[PROMPT]: Quote the data below in full, minus the images.

***** MATERIAL FOR THIS TASK

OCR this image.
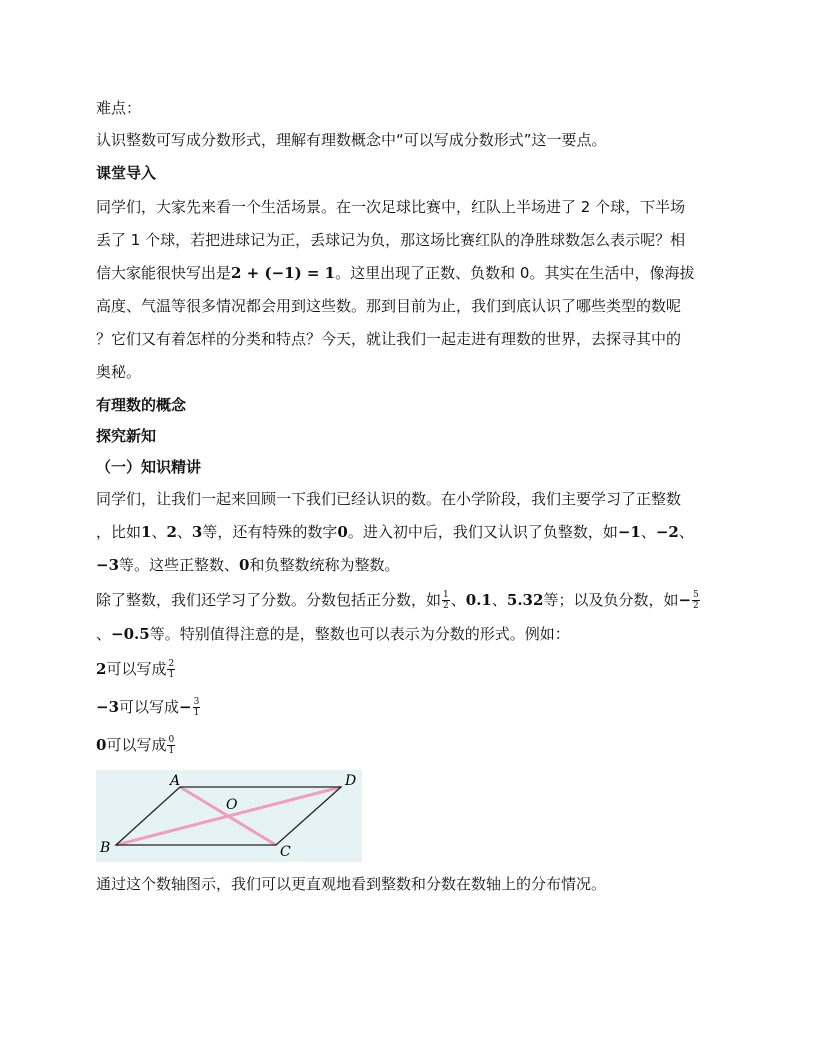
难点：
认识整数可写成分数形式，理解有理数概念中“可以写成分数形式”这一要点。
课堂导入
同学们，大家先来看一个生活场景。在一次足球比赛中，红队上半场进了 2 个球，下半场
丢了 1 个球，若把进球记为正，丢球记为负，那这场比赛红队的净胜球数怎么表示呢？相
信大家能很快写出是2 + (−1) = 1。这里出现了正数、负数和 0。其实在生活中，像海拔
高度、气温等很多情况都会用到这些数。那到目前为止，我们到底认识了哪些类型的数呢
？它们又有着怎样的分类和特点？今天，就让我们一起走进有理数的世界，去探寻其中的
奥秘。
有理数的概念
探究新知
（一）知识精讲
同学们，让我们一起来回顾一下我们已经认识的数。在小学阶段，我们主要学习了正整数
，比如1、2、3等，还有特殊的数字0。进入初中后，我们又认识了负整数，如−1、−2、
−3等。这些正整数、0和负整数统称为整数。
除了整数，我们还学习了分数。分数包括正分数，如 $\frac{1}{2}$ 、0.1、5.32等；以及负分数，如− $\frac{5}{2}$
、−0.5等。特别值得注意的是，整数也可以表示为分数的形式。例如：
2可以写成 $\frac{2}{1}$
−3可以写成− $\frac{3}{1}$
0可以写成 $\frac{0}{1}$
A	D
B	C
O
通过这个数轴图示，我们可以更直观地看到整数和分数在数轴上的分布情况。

**********

[SOLUTION TO THIS TASK]:
OCR this image.
难点：
认识整数可写成分数形式，理解有理数概念中“可以写成分数形式”这一要点。
课堂导入
同学们，大家先来看一个生活场景。在一次足球比赛中，红队上半场进了 2 个球，下半场
丢了 1 个球，若把进球记为正，丢球记为负，那这场比赛红队的净胜球数怎么表示呢？相
信大家能很快写出是2 + (−1) = 1。这里出现了正数、负数和 0。其实在生活中，像海拔
高度、气温等很多情况都会用到这些数。那到目前为止，我们到底认识了哪些类型的数呢
？它们又有着怎样的分类和特点？今天，就让我们一起走进有理数的世界，去探寻其中的
奥秘。
有理数的概念
探究新知
（一）知识精讲
同学们，让我们一起来回顾一下我们已经认识的数。在小学阶段，我们主要学习了正整数
，比如1、2、3等，还有特殊的数字0。进入初中后，我们又认识了负整数，如−1、−2、
−3等。这些正整数、0和负整数统称为整数。
除了整数，我们还学习了分数。分数包括正分数，如 $\frac{1}{2}$ 、0.1、5.32等；以及负分数，如− $\frac{5}{2}$
、−0.5等。特别值得注意的是，整数也可以表示为分数的形式。例如：
2可以写成 $\frac{2}{1}$
−3可以写成− $\frac{3}{1}$
0可以写成 $\frac{0}{1}$
A	D
B	C
O
通过这个数轴图示，我们可以更直观地看到整数和分数在数轴上的分布情况。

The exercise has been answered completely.